» Records for the task:
◇ ◇ ◇ ◇ ◇

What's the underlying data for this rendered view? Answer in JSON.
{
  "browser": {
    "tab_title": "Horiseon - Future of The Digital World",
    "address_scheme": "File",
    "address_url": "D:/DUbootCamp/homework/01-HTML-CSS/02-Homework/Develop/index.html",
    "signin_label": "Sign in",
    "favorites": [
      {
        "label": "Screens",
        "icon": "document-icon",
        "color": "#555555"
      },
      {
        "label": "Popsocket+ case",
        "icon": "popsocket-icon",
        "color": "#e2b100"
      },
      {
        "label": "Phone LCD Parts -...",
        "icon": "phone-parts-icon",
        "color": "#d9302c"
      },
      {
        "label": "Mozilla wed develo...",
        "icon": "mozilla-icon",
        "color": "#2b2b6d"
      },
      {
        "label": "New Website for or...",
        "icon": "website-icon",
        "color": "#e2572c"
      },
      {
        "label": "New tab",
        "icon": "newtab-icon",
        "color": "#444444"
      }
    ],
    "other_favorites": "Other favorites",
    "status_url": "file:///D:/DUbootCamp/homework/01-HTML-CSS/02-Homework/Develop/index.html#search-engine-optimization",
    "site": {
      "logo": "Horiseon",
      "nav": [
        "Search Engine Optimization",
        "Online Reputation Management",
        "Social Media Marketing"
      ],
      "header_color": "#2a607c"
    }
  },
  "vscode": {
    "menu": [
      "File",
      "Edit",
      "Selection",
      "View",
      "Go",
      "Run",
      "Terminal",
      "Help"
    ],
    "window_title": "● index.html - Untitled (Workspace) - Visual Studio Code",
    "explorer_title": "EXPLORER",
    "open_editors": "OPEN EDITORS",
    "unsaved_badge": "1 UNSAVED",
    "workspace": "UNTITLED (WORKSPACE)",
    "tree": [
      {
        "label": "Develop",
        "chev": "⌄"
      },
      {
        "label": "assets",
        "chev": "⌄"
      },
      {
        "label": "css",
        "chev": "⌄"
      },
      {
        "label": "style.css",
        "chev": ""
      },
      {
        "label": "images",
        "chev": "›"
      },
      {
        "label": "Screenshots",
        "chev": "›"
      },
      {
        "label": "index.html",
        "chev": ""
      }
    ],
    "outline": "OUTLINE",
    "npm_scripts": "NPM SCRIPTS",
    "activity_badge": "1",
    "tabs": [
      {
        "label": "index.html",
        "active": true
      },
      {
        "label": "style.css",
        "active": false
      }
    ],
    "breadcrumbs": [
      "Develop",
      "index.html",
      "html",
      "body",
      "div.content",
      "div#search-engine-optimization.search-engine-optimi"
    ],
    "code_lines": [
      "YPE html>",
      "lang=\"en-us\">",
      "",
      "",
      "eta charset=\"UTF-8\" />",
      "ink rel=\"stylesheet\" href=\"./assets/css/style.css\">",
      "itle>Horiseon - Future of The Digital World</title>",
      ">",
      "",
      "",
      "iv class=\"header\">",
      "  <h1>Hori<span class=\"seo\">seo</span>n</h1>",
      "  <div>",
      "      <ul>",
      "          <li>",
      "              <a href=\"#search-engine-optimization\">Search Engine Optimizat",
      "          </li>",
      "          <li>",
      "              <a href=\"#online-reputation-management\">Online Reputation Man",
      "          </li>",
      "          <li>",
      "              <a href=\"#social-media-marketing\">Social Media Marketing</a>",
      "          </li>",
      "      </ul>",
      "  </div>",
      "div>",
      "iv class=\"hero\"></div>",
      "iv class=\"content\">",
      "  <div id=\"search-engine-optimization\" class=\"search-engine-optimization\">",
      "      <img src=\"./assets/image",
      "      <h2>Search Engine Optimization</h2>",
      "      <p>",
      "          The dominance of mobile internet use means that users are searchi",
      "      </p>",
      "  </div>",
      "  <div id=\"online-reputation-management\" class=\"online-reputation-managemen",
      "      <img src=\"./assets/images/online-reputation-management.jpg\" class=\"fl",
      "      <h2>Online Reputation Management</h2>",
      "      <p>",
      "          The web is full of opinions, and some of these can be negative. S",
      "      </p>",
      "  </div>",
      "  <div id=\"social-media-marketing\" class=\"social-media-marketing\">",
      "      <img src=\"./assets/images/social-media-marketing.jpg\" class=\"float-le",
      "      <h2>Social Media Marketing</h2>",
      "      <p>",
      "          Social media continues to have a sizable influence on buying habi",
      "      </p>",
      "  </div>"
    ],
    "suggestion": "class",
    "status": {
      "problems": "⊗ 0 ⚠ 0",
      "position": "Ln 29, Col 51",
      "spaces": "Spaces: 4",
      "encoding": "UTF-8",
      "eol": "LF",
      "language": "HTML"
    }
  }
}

◇ ◇ ◇ ◇ ◇

» What the task requires: Which lines include the word "DUbootCamp"? List them all.

» Output for this exercise:
    "address_url": "D:/DUbootCamp/homework/01-HTML-CSS/02-Homework/Develop/index.html",
    "status_url": "file:///D:/DUbootCamp/homework/01-HTML-CSS/02-Homework/Develop/index.html#search-engine-optimization",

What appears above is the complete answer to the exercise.